#### [Do this]
Keep every line where the word "times" appears; drop the rest.

■ ■ ■

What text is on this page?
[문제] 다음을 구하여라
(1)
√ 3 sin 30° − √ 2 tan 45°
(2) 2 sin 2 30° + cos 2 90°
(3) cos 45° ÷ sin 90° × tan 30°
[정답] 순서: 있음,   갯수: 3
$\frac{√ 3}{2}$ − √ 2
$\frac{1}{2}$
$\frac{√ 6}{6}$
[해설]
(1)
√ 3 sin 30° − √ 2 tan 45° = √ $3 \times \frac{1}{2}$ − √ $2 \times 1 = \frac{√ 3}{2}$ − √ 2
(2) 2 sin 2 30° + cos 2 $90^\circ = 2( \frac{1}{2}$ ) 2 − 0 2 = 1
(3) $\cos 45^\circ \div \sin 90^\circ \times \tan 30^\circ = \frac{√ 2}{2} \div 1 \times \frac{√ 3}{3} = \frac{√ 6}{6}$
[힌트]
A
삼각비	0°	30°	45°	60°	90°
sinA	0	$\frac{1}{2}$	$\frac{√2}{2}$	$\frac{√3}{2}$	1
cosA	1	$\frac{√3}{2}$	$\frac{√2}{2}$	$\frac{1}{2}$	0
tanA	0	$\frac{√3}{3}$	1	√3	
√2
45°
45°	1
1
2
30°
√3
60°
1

■ ■ ■

#### [Complete answer]
√ 3 sin 30° − √ 2 tan 45° = √ $3 \times \frac{1}{2}$ − √ $2 \times 1 = \frac{√ 3}{2}$ − √ 2
(3) $\cos 45^\circ \div \sin 90^\circ \times \tan 30^\circ = \frac{√ 2}{2} \div 1 \times \frac{√ 3}{3} = \frac{√ 6}{6}$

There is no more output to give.